* CHALLENGE
Scan the material for the word "Small", and copy each line where it shows up.

========================

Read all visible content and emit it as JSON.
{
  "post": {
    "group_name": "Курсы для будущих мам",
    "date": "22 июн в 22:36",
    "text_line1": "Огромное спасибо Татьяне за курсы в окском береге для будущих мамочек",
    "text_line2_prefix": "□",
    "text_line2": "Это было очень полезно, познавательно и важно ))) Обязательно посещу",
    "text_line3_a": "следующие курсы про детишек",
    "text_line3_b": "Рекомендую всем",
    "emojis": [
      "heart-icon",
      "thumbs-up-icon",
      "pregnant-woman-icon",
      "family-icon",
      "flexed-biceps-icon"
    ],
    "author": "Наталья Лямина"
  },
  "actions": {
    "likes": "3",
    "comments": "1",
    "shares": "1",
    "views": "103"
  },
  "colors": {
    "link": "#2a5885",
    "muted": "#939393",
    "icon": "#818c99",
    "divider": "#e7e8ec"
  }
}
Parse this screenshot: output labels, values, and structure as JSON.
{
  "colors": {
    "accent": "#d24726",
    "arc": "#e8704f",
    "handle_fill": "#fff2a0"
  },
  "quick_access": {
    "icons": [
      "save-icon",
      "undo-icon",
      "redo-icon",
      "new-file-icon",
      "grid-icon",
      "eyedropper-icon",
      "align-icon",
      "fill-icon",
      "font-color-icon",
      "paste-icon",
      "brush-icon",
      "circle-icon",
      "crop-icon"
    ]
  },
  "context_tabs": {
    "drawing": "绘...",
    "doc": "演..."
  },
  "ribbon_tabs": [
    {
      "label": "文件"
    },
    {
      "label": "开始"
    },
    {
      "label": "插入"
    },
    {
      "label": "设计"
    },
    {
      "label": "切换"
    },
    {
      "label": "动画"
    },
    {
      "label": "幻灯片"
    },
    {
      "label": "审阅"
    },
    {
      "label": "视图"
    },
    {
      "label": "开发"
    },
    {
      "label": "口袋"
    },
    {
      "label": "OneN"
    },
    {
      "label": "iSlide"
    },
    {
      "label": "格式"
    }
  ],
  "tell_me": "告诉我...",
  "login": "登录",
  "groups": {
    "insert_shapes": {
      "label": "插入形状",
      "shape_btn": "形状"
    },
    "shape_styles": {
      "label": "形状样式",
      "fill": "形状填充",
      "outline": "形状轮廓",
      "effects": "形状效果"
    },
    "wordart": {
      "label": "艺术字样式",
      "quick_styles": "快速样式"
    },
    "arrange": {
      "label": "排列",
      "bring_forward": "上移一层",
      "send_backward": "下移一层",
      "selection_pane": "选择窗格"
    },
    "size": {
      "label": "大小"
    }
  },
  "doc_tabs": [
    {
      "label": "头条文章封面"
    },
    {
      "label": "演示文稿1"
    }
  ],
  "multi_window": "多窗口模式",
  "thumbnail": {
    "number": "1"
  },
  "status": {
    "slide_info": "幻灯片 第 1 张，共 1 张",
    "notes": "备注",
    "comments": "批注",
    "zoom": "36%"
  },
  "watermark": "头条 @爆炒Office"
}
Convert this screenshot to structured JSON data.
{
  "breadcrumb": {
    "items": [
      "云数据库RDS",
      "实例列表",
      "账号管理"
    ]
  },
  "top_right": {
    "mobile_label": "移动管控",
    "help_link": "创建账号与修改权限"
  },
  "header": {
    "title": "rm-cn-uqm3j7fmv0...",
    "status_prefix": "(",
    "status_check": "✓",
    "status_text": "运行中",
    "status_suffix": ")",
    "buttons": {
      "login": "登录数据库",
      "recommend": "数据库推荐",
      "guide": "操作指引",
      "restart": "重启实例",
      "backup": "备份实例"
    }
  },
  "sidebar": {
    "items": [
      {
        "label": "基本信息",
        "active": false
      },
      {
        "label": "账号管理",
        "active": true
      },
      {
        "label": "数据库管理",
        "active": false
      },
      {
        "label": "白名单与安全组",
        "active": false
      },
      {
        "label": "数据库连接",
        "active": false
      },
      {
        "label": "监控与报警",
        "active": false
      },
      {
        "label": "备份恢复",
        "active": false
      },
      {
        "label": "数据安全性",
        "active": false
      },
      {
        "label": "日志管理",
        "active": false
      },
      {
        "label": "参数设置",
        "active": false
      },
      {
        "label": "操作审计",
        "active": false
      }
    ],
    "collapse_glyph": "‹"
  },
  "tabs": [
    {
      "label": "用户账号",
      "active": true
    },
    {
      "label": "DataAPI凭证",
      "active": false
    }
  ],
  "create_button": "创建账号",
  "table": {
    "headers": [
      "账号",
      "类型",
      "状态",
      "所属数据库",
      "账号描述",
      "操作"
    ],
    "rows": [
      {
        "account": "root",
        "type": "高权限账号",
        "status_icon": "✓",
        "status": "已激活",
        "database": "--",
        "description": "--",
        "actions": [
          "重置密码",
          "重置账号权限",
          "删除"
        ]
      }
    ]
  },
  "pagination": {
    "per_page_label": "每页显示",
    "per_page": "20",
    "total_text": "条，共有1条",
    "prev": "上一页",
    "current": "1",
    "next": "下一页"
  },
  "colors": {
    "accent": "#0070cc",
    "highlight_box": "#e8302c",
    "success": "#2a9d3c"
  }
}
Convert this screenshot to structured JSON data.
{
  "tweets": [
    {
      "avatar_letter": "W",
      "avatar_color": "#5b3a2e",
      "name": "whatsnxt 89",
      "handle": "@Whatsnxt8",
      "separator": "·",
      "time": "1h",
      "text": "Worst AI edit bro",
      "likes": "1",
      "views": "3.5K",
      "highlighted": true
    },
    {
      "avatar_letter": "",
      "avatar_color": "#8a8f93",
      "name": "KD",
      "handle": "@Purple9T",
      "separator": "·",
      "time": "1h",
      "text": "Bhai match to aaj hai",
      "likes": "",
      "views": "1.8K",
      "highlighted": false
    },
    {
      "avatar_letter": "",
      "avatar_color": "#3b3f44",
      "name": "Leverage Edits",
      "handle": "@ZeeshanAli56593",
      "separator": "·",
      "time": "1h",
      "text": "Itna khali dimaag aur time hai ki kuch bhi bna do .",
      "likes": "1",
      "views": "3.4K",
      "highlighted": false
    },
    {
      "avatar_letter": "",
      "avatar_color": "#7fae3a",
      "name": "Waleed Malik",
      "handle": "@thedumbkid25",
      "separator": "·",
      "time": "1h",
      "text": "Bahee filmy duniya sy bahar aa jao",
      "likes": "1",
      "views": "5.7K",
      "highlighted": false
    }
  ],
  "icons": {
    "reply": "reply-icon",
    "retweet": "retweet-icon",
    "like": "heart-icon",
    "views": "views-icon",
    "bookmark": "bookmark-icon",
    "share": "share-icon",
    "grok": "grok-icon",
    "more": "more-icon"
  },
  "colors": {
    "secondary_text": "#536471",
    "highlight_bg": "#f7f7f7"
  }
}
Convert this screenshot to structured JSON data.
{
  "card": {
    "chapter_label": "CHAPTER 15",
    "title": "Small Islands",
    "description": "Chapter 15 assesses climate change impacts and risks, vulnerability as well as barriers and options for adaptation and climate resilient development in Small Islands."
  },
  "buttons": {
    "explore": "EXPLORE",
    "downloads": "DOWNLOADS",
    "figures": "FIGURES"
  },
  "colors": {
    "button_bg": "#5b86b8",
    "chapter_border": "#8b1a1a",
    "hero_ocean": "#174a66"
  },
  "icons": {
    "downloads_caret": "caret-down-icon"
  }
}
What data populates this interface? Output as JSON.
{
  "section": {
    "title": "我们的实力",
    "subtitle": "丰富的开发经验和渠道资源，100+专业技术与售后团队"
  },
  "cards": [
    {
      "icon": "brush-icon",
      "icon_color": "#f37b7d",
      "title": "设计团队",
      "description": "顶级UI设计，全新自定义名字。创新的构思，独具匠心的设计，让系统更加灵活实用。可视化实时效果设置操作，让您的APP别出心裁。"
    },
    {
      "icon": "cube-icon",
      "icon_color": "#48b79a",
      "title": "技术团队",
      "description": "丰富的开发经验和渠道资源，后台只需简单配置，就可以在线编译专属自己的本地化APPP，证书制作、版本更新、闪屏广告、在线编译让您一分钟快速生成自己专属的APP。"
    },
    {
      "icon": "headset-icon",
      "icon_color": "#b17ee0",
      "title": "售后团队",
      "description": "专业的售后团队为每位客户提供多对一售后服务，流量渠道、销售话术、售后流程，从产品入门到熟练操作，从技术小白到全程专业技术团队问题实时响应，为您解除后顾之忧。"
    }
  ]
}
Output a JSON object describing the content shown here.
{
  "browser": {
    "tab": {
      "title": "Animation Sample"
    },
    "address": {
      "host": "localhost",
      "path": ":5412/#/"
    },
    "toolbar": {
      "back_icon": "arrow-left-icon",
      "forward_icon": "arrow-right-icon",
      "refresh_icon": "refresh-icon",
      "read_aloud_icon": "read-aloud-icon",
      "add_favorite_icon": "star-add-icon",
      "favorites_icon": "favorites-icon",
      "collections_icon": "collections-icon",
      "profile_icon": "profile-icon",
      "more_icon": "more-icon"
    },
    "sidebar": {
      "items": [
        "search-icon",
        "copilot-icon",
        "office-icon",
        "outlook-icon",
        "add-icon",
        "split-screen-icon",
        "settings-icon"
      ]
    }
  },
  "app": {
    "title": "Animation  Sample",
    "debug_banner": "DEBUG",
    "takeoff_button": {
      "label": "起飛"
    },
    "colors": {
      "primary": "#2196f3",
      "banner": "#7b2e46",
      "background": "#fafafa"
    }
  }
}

========================

* RESPONSE FOR THIS EXERCISE
    "title": "Small Islands",
    "description": "Chapter 15 assesses climate change impacts and risks, vulnerability as well as barriers and options for adaptation and climate resilient development in Small Islands."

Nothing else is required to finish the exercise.